**Task**
List all lines of the data containing the word "zaměstnanců".

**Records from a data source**
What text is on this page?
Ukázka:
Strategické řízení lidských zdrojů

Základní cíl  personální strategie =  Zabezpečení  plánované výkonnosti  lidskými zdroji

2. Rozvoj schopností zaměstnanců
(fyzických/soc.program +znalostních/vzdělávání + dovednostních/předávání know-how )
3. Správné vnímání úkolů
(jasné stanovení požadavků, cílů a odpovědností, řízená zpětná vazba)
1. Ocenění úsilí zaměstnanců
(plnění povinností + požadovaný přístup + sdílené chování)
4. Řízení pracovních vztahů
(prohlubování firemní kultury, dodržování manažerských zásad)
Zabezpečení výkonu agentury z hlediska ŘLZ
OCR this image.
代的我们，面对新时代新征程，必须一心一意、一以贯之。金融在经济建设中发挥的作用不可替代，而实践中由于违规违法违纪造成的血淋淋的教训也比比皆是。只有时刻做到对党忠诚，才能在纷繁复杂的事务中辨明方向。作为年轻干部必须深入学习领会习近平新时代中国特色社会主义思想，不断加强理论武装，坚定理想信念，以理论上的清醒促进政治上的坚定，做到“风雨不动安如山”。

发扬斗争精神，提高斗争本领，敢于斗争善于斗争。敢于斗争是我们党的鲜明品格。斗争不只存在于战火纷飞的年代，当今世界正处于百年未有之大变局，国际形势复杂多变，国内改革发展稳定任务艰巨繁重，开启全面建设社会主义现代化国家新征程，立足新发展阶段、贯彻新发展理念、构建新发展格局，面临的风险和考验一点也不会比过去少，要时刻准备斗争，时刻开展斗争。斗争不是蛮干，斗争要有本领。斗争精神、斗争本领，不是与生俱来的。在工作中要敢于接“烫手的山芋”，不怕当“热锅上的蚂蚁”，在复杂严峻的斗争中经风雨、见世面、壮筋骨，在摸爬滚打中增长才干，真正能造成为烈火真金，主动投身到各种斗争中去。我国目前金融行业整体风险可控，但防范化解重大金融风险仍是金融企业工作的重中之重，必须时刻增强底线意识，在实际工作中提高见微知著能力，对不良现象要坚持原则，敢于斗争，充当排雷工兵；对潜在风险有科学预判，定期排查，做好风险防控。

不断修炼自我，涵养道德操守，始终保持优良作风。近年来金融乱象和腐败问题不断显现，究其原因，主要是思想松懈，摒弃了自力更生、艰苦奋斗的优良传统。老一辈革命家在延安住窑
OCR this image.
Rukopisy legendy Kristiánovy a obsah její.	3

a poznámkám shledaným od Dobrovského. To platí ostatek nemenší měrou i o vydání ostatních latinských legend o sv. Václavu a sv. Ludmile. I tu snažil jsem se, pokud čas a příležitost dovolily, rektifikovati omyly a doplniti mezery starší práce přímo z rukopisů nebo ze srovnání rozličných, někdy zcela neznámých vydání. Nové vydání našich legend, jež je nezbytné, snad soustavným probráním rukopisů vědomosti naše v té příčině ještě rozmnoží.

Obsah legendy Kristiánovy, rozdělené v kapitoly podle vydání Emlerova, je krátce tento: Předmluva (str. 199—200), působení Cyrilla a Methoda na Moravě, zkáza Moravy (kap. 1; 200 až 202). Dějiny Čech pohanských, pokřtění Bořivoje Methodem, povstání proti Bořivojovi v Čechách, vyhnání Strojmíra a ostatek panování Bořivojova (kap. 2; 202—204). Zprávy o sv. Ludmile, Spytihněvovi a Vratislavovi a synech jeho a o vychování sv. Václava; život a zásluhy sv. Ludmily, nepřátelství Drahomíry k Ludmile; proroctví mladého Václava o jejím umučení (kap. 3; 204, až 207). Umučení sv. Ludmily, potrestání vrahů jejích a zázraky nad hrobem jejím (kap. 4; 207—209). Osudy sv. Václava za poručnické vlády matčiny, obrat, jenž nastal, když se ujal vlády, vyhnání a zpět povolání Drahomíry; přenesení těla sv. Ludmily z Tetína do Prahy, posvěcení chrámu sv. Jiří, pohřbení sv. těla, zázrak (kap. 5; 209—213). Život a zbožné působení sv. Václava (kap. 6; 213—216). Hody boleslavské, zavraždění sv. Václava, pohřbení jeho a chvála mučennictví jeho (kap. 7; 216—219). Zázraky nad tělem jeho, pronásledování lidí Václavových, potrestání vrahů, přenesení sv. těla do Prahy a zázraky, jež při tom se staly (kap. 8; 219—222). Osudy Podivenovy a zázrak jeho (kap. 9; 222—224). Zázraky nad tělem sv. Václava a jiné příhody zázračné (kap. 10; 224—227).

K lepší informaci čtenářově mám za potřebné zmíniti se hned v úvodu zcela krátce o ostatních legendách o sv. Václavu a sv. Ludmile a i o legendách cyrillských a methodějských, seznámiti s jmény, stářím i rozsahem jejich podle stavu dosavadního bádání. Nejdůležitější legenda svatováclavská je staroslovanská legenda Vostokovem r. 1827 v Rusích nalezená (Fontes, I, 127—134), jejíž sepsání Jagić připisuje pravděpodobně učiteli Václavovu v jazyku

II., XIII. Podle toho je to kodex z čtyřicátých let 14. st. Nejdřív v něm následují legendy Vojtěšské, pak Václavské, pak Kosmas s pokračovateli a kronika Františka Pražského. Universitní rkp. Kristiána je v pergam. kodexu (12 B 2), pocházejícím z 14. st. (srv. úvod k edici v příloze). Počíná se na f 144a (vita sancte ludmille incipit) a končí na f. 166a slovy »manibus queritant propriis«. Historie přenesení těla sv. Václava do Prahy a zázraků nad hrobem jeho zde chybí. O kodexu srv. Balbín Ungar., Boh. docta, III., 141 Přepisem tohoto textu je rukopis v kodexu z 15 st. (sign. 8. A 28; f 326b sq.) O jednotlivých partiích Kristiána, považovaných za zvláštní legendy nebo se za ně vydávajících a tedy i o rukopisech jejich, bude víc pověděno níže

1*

**Solution**
2. Rozvoj schopností zaměstnanců
1. Ocenění úsilí zaměstnanců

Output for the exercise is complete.